Extracted records
* * * * *

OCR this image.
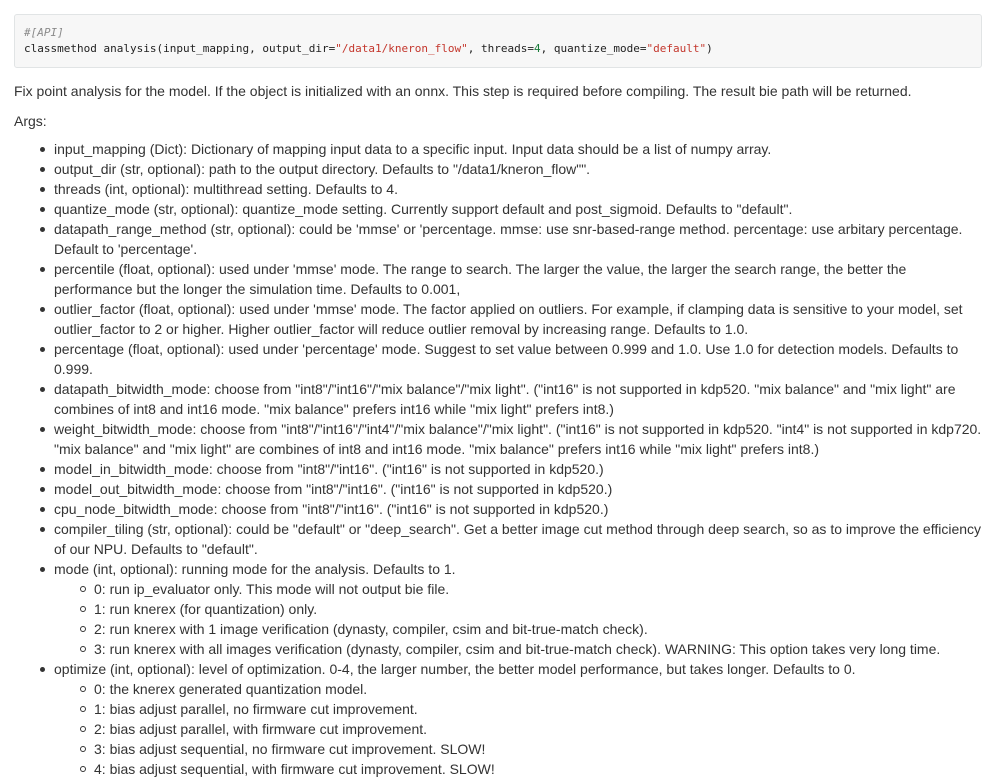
#[API]
classmethod analysis(input_mapping, output_dir="/data1/kneron_flow", threads=4, quantize_mode="default")
Fix point analysis for the model. If the object is initialized with an onnx. This step is required before compiling. The result bie path will be returned.
Args:
input_mapping (Dict): Dictionary of mapping input data to a specific input. Input data should be a list of numpy array.
output_dir (str, optional): path to the output directory. Defaults to "/data1/kneron_flow"".
threads (int, optional): multithread setting. Defaults to 4.
quantize_mode (str, optional): quantize_mode setting. Currently support default and post_sigmoid. Defaults to "default".
datapath_range_method (str, optional): could be 'mmse' or 'percentage. mmse: use snr-based-range method. percentage: use arbitary percentage. Default to 'percentage'.
percentile (float, optional): used under 'mmse' mode. The range to search. The larger the value, the larger the search range, the better the performance but the longer the simulation time. Defaults to 0.001,
outlier_factor (float, optional): used under 'mmse' mode. The factor applied on outliers. For example, if clamping data is sensitive to your model, set outlier_factor to 2 or higher. Higher outlier_factor will reduce outlier removal by increasing range. Defaults to 1.0.
percentage (float, optional): used under 'percentage' mode. Suggest to set value between 0.999 and 1.0. Use 1.0 for detection models. Defaults to 0.999.
datapath_bitwidth_mode: choose from "int8"/"int16"/"mix balance"/"mix light". ("int16" is not supported in kdp520. "mix balance" and "mix light" are combines of int8 and int16 mode. "mix balance" prefers int16 while "mix light" prefers int8.)
weight_bitwidth_mode: choose from "int8"/"int16"/"int4"/"mix balance"/"mix light". ("int16" is not supported in kdp520. "int4" is not supported in kdp720. "mix balance" and "mix light" are combines of int8 and int16 mode. "mix balance" prefers int16 while "mix light" prefers int8.)
model_in_bitwidth_mode: choose from "int8"/"int16". ("int16" is not supported in kdp520.)
model_out_bitwidth_mode: choose from "int8"/"int16". ("int16" is not supported in kdp520.)
cpu_node_bitwidth_mode: choose from "int8"/"int16". ("int16" is not supported in kdp520.)
compiler_tiling (str, optional): could be "default" or "deep_search". Get a better image cut method through deep search, so as to improve the efficiency of our NPU. Defaults to "default".
mode (int, optional): running mode for the analysis. Defaults to 1.
0: run ip_evaluator only. This mode will not output bie file.
1: run knerex (for quantization) only.
2: run knerex with 1 image verification (dynasty, compiler, csim and bit-true-match check).
3: run knerex with all images verification (dynasty, compiler, csim and bit-true-match check). WARNING: This option takes very long time.
optimize (int, optional): level of optimization. 0-4, the larger number, the better model performance, but takes longer. Defaults to 0.
0: the knerex generated quantization model.
1: bias adjust parallel, no firmware cut improvement.
2: bias adjust parallel, with firmware cut improvement.
3: bias adjust sequential, no firmware cut improvement. SLOW!
4: bias adjust sequential, with firmware cut improvement. SLOW!
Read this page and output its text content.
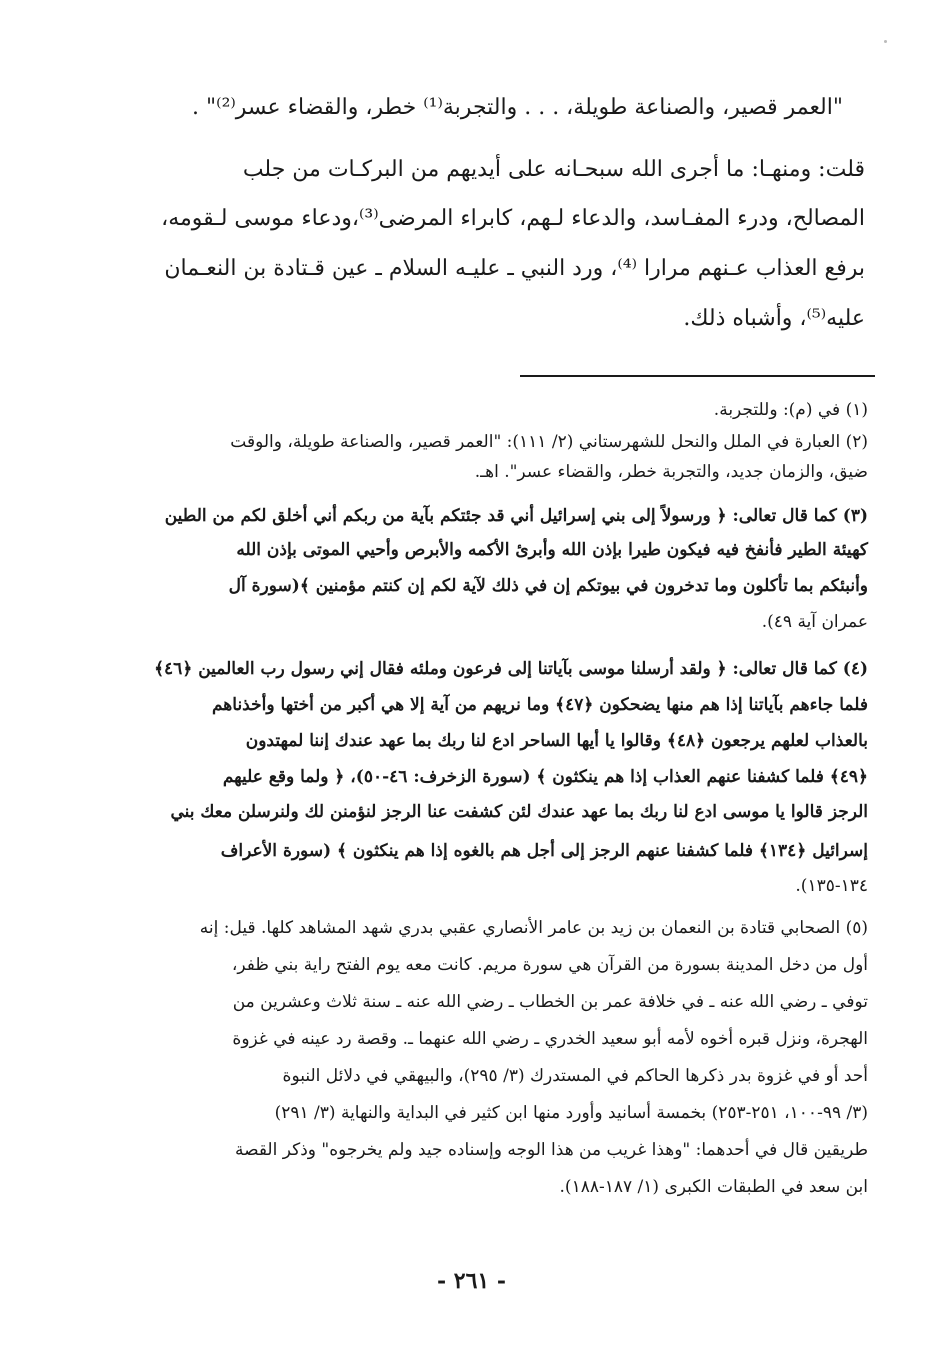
"العمر قصير، والصناعة طويلة، . . . والتجربة⁽¹⁾ خطر، والقضاء عسر⁽²⁾" .
قلت: ومنهـا: ما أجرى الله سبحـانه على أيديهم من البركـات من جلب
المصالح، ودرء المفـاسد، والدعاء لـهم، كابراء المرضى⁽³⁾،ودعاء موسى لـقومه،
برفع العذاب عـنهم مرارا ⁽⁴⁾، ورد النبي ـ عليـه السلام ـ عين قـتادة بن النعـمان
عليه⁽⁵⁾، وأشباه ذلك.
(١) في (م): وللتجربة.
(٢) العبارة في الملل والنحل للشهرستاني (٢/ ١١١): "العمر قصير، والصناعة طويلة، والوقت
ضيق، والزمان جديد، والتجربة خطر، والقضاء عسر". اهـ.
(٣) كما قال تعالى: ﴿ ورسولاً إلى بني إسرائيل أني قد جئتكم بآية من ربكم أني أخلق لكم من الطين
كهيئة الطير فأنفخ فيه فيكون طيرا بإذن الله وأبرئ الأكمه والأبرص وأحيي الموتى بإذن الله
وأنبئكم بما تأكلون وما تدخرون في بيوتكم إن في ذلك لآية لكم إن كنتم مؤمنين ﴾(سورة آل
عمران آية ٤٩).
(٤) كما قال تعالى: ﴿ ولقد أرسلنا موسى بآياتنا إلى فرعون وملئه فقال إني رسول رب العالمين ﴿٤٦﴾
فلما جاءهم بآياتنا إذا هم منها يضحكون ﴿٤٧﴾ وما نريهم من آية إلا هي أكبر من أختها وأخذناهم
بالعذاب لعلهم يرجعون ﴿٤٨﴾ وقالوا يا أيها الساحر ادع لنا ربك بما عهد عندك إننا لمهتدون
﴿٤٩﴾ فلما كشفنا عنهم العذاب إذا هم ينكثون ﴾ (سورة الزخرف: ٤٦-٥٠)، ﴿ ولما وقع عليهم
الرجز قالوا يا موسى ادع لنا ربك بما عهد عندك لئن كشفت عنا الرجز لنؤمنن لك ولنرسلن معك بني
إسرائيل ﴿١٣٤﴾ فلما كشفنا عنهم الرجز إلى أجل هم بالغوه إذا هم ينكثون ﴾ (سورة الأعراف
١٣٤-١٣٥).
(٥) الصحابي قتادة بن النعمان بن زيد بن عامر الأنصاري عقبي بدري شهد المشاهد كلها. قيل: إنه
أول من دخل المدينة بسورة من القرآن هي سورة مريم. كانت معه يوم الفتح راية بني ظفر،
توفي ـ رضي الله عنه ـ في خلافة عمر بن الخطاب ـ رضي الله عنه ـ سنة ثلاث وعشرين من
الهجرة، ونزل قبره أخوه لأمه أبو سعيد الخدري ـ رضي الله عنهما ـ. وقصة رد عينه في غزوة
أحد أو في غزوة بدر ذكرها الحاكم في المستدرك (٣/ ٢٩٥)، والبيهقي في دلائل النبوة
(٣/ ٩٩-١٠٠، ٢٥١-٢٥٣) بخمسة أسانيد وأورد منها ابن كثير في البداية والنهاية (٣/ ٢٩١)
طريقين قال في أحدهما: "وهذا غريب من هذا الوجه وإسناده جيد ولم يخرجوه" وذكر القصة
ابن سعد في الطبقات الكبرى (١/ ١٨٧-١٨٨).
- ٢٦١ -
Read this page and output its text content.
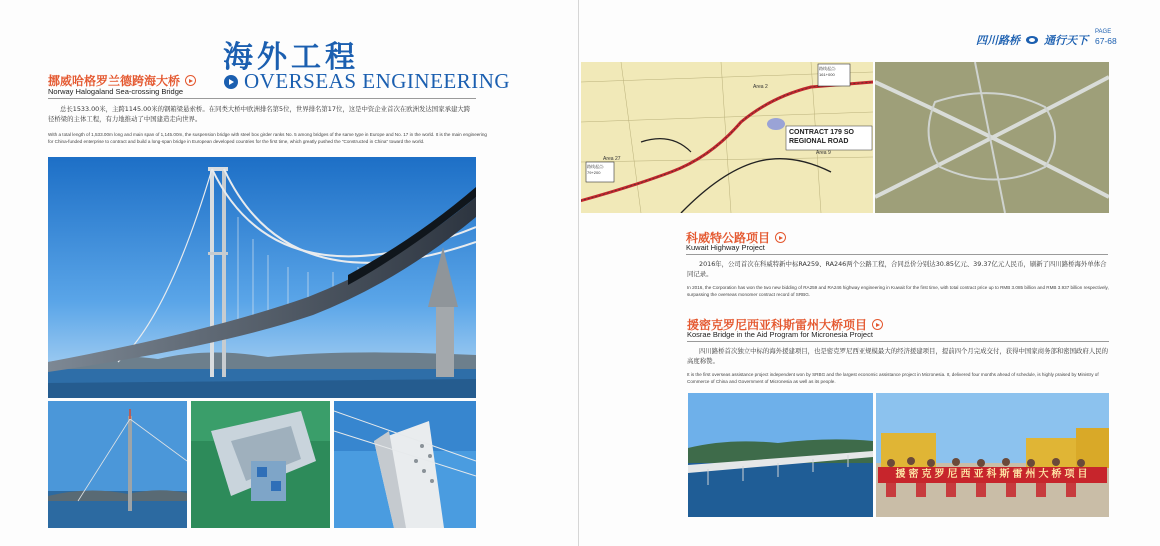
海外工程
OVERSEAS ENGINEERING
挪威哈格罗兰德跨海大桥
Norway Halogaland Sea-crossing Bridge
总长1533.00米，主跨1145.00米的钢箱梁悬索桥。在同类大桥中欧洲排名第5位，世界排名第17位，这是中资企业首次在欧洲发达国家承建大跨径桥梁的主体工程，有力地推动了中国建造走向世界。
With a total length of 1,533.00m long and main span of 1,145.00m, the suspension bridge with steel box girder ranks No. 5 among bridges of the same type in Europe and No. 17 in the world. It is the main engineering for China-funded enterprise to contract and build a long-span bridge in European developed countries for the first time, which greatly pushed the "Constructed in China" toward the world.
四川路桥 通行天下
PAGE
67-68
路线起点:
161+000
路线起点:
79+200
CONTRACT 179 SO
REGIONAL ROAD
Area 2
Area 9
Area 27
科威特公路项目
Kuwait Highway Project
2016年，公司首次在科威特新中标RA259、RA246两个公路工程，合同总价分别达30.85亿元、39.37亿元人民币，刷新了四川路桥海外单体合同记录。
In 2016, the Corporation has won the two new bidding of RA259 and RA246 highway engineering in Kuwait for the first time, with total contract price up to RMB 3.085 billion and RMB 3.937 billion respectively, surpassing the overseas monomer contract record of SRBG.
援密克罗尼西亚科斯雷州大桥项目
Kosrae Bridge in the Aid Program for Micronesia Project
四川路桥首次独立中标的海外援建项目，也是密克罗尼西亚规模最大的经济援建项目，提前四个月完成交付，获得中国家商务部和密国政府人民的高度称赞。
It is the first overseas assistance project independent won by SRBG and the largest economic assistance project in Micronesia. It, delivered four months ahead of schedule, is highly praised by Ministry of Commerce of China and Government of Micronesia as well as its people.
援密克罗尼西亚科斯雷州大桥项目
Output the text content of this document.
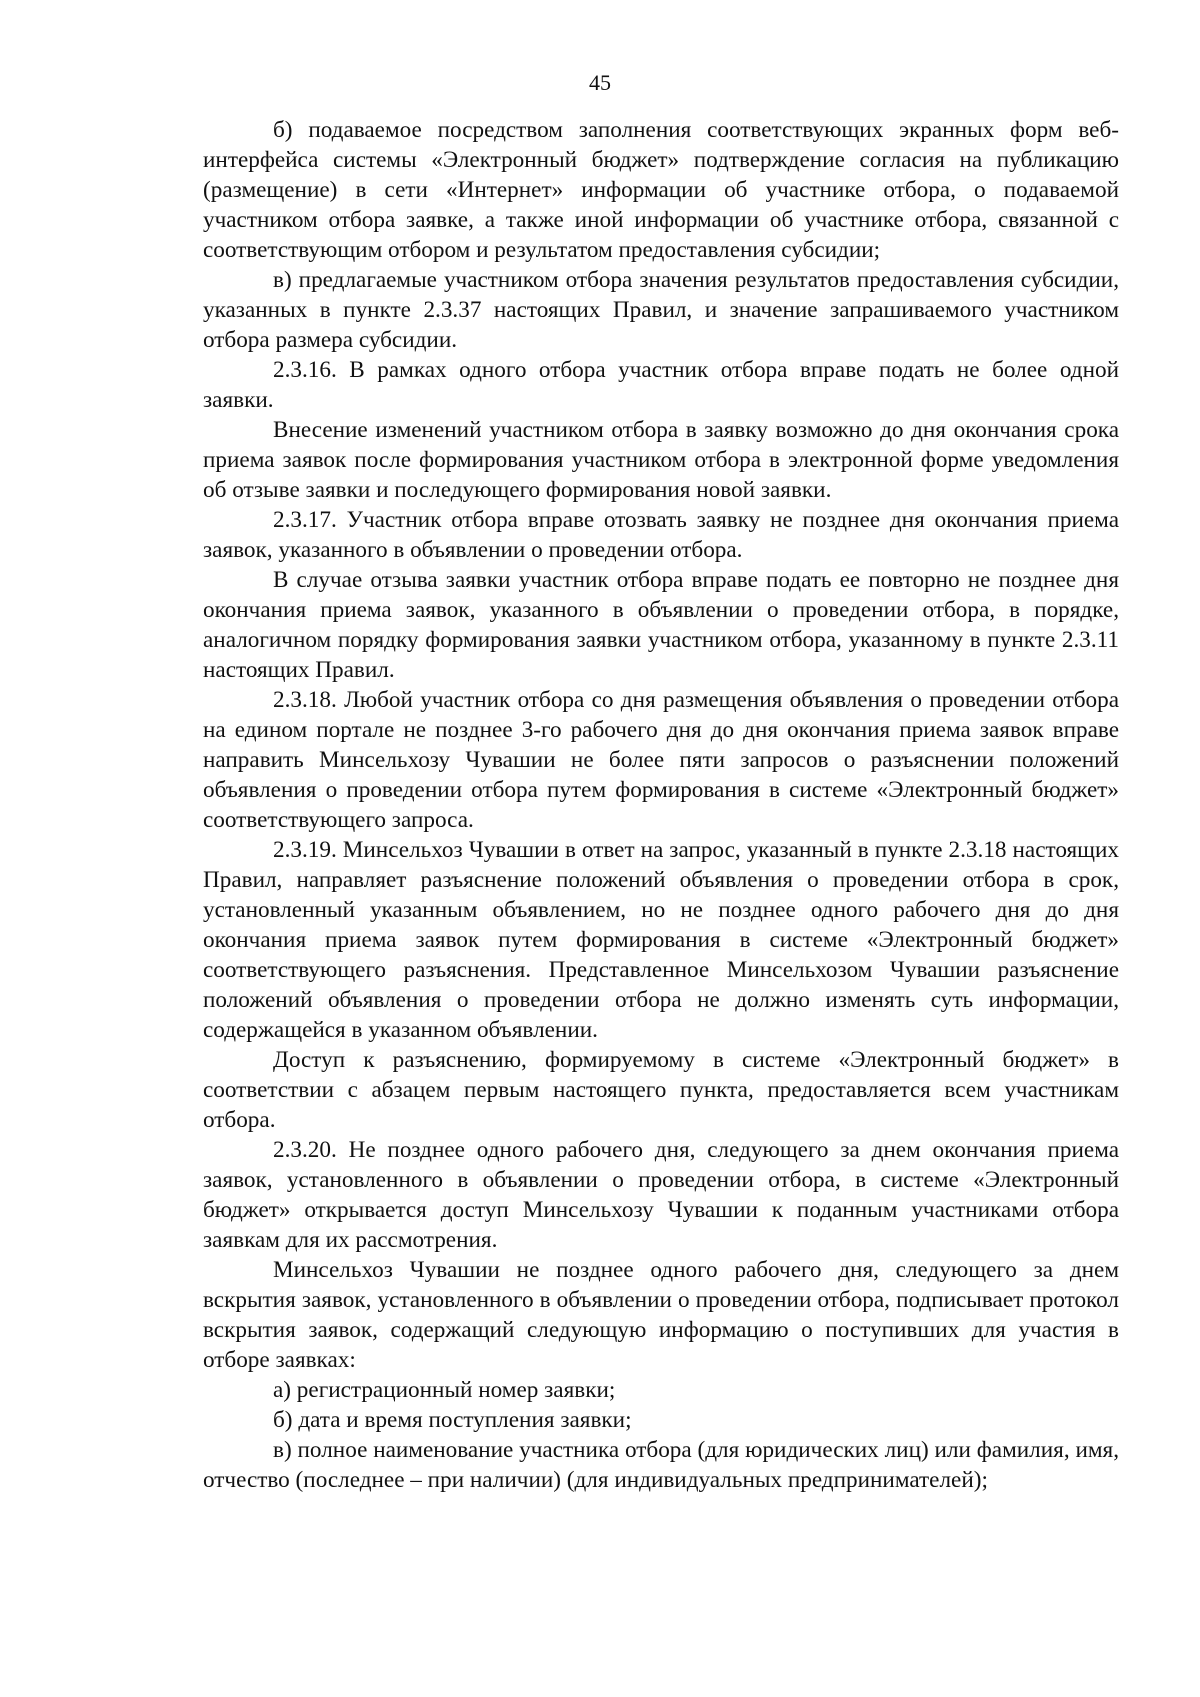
45

б) подаваемое посредством заполнения соответствующих экранных форм веб-интерфейса системы «Электронный бюджет» подтверждение согласия на публикацию (размещение) в сети «Интернет» информации об участнике отбора, о подаваемой участником отбора заявке, а также иной информации об участнике отбора, связанной с соответствующим отбором и результатом предоставления субсидии;

в) предлагаемые участником отбора значения результатов предоставления субсидии, указанных в пункте 2.3.37 настоящих Правил, и значение запрашиваемого участником отбора размера субсидии.

2.3.16. В рамках одного отбора участник отбора вправе подать не более одной заявки.

Внесение изменений участником отбора в заявку возможно до дня окончания срока приема заявок после формирования участником отбора в электронной форме уведомления об отзыве заявки и последующего формирования новой заявки.

2.3.17. Участник отбора вправе отозвать заявку не позднее дня окончания приема заявок, указанного в объявлении о проведении отбора.

В случае отзыва заявки участник отбора вправе подать ее повторно не позднее дня окончания приема заявок, указанного в объявлении о проведении отбора, в порядке, аналогичном порядку формирования заявки участником отбора, указанному в пункте 2.3.11 настоящих Правил.

2.3.18. Любой участник отбора со дня размещения объявления о проведении отбора на едином портале не позднее 3-го рабочего дня до дня окончания приема заявок вправе направить Минсельхозу Чувашии не более пяти запросов о разъяснении положений объявления о проведении отбора путем формирования в системе «Электронный бюджет» соответствующего запроса.

2.3.19. Минсельхоз Чувашии в ответ на запрос, указанный в пункте 2.3.18 настоящих Правил, направляет разъяснение положений объявления о проведении отбора в срок, установленный указанным объявлением, но не позднее одного рабочего дня до дня окончания приема заявок путем формирования в системе «Электронный бюджет» соответствующего разъяснения. Представленное Минсельхозом Чувашии разъяснение положений объявления о проведении отбора не должно изменять суть информации, содержащейся в указанном объявлении.

Доступ к разъяснению, формируемому в системе «Электронный бюджет» в соответствии с абзацем первым настоящего пункта, предоставляется всем участникам отбора.

2.3.20. Не позднее одного рабочего дня, следующего за днем окончания приема заявок, установленного в объявлении о проведении отбора, в системе «Электронный бюджет» открывается доступ Минсельхозу Чувашии к поданным участниками отбора заявкам для их рассмотрения.

Минсельхоз Чувашии не позднее одного рабочего дня, следующего за днем вскрытия заявок, установленного в объявлении о проведении отбора, подписывает протокол вскрытия заявок, содержащий следующую информацию о поступивших для участия в отборе заявках:

а) регистрационный номер заявки;

б) дата и время поступления заявки;

в) полное наименование участника отбора (для юридических лиц) или фамилия, имя, отчество (последнее – при наличии) (для индивидуальных предпринимателей);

* * * * *

-- What you should do --
Only a number is wanted: how many lines of the data above contain "threads"?

-- Correct result --
2